◆ DIRECTIONS FOR THIS TASK
Search the data for the word "panel" and copy every line that contains it.

>> begin GIVEN RECORDS

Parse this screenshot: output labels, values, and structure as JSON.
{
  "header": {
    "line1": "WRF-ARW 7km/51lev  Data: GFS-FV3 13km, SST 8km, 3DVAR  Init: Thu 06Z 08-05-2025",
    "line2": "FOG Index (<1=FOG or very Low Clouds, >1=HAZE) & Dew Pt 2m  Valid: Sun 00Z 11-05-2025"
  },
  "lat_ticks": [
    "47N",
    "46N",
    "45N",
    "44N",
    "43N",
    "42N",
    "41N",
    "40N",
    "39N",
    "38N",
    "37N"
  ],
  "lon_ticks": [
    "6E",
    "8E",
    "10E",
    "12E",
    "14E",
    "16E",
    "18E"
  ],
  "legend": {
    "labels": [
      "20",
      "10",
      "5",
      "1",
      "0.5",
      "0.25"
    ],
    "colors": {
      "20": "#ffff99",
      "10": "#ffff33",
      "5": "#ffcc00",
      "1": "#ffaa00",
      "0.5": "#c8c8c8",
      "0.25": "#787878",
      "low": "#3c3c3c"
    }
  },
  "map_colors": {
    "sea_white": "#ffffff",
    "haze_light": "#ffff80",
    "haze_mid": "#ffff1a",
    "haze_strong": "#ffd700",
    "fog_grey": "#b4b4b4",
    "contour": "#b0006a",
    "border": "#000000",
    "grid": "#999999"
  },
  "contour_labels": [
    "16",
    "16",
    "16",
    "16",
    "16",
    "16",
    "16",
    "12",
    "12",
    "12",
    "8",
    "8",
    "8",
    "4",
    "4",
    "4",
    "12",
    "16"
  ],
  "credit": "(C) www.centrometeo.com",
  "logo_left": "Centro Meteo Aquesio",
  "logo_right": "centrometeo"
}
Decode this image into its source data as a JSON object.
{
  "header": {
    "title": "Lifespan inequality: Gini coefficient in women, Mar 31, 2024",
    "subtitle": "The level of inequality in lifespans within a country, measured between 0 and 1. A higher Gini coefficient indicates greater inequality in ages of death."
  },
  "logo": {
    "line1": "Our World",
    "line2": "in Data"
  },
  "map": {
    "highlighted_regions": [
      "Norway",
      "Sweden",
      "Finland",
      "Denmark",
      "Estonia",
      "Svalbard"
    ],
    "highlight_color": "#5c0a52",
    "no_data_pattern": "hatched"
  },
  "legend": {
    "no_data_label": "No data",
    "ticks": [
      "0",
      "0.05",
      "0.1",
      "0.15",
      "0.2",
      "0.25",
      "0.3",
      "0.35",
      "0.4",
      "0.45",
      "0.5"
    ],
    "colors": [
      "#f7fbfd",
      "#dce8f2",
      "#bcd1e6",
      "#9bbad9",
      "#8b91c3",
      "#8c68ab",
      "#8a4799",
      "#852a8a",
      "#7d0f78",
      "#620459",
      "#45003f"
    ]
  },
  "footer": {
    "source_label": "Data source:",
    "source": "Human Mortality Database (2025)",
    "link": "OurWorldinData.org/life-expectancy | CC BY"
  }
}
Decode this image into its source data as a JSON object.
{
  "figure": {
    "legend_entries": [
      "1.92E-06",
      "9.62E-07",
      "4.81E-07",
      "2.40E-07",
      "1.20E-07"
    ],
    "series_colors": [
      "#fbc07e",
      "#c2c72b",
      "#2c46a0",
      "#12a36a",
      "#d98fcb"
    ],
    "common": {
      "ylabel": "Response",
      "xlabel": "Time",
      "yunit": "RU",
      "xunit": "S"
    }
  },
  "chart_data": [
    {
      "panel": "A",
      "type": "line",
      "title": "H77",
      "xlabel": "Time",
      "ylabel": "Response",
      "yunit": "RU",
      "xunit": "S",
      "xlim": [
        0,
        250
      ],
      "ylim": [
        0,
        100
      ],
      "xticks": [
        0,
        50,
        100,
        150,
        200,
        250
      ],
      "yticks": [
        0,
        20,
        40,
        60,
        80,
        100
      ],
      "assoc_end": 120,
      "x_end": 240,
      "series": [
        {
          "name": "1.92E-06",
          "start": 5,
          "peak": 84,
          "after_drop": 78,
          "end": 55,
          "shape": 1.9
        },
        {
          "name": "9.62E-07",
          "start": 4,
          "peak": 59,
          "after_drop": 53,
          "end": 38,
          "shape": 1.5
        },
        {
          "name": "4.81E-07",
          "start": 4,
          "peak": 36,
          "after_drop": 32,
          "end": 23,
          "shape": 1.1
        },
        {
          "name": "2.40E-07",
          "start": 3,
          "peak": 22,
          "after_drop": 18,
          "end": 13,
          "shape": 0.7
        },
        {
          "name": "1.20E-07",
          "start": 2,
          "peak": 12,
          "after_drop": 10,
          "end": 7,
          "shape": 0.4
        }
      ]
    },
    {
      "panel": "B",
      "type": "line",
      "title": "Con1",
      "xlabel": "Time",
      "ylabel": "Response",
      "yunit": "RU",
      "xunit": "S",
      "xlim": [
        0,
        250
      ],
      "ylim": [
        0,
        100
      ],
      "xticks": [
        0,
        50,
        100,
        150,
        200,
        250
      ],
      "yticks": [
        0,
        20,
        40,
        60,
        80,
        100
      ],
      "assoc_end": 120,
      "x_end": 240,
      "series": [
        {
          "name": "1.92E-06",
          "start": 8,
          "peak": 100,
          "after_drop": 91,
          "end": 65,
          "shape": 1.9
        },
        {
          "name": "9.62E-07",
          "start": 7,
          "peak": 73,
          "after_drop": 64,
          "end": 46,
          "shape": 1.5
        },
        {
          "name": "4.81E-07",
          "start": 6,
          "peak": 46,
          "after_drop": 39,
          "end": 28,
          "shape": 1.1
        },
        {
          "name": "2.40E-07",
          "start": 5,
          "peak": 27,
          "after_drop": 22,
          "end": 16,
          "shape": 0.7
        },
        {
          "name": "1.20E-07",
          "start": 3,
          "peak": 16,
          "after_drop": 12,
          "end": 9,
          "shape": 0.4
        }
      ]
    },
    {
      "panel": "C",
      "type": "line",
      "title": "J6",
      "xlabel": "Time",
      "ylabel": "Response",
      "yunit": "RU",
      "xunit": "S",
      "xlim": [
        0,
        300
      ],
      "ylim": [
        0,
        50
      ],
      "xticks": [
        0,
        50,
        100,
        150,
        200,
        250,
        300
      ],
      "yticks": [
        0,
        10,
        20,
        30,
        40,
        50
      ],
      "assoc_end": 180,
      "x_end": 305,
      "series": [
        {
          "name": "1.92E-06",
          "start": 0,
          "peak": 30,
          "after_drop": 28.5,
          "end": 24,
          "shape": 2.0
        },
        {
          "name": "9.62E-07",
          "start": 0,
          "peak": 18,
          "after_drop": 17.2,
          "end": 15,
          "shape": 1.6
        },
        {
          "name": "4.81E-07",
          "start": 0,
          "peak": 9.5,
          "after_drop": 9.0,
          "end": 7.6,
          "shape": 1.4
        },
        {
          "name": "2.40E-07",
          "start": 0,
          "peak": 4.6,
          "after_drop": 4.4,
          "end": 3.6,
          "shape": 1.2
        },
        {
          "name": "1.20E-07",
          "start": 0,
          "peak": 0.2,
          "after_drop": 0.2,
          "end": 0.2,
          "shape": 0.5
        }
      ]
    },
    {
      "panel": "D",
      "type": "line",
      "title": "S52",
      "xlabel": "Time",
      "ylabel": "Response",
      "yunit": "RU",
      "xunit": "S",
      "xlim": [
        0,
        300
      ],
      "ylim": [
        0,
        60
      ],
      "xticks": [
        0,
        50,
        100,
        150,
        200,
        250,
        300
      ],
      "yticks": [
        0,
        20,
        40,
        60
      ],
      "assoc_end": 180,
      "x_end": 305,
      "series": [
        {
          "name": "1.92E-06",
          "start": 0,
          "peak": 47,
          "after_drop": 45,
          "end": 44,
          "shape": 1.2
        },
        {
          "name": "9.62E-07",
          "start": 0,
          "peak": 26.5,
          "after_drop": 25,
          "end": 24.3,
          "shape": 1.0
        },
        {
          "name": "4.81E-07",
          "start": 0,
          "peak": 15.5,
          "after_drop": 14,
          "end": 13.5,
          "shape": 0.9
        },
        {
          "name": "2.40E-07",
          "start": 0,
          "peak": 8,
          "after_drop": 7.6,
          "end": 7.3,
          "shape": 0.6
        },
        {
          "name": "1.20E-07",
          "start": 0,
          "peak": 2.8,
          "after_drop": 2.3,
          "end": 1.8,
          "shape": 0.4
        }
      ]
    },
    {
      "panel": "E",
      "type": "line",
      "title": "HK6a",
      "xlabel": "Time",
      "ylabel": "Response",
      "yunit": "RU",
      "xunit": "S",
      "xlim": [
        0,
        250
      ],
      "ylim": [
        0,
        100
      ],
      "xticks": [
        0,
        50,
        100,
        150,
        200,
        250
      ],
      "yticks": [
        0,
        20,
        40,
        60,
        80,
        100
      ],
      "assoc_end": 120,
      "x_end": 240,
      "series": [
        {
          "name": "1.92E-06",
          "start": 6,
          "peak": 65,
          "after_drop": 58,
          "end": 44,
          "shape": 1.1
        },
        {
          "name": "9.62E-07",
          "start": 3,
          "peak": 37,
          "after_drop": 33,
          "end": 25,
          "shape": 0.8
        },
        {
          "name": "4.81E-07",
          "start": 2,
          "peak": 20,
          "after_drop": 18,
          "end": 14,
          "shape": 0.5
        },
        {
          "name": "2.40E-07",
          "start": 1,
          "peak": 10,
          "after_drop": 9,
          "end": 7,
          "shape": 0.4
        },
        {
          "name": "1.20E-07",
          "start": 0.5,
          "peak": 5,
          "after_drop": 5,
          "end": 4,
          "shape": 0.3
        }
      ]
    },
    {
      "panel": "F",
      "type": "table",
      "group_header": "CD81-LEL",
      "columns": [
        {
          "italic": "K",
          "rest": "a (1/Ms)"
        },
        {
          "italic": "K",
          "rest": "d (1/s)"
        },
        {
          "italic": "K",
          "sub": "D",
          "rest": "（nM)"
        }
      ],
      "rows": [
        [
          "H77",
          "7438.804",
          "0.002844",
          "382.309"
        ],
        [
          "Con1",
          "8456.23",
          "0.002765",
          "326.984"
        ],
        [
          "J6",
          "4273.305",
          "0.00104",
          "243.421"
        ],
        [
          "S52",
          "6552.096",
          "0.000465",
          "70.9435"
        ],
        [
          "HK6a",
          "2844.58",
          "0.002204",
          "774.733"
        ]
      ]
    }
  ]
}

>> end GIVEN RECORDS

◆ WRITTEN REPLY
      "panel": "A",
      "panel": "B",
      "panel": "C",
      "panel": "D",
      "panel": "E",
      "panel": "F",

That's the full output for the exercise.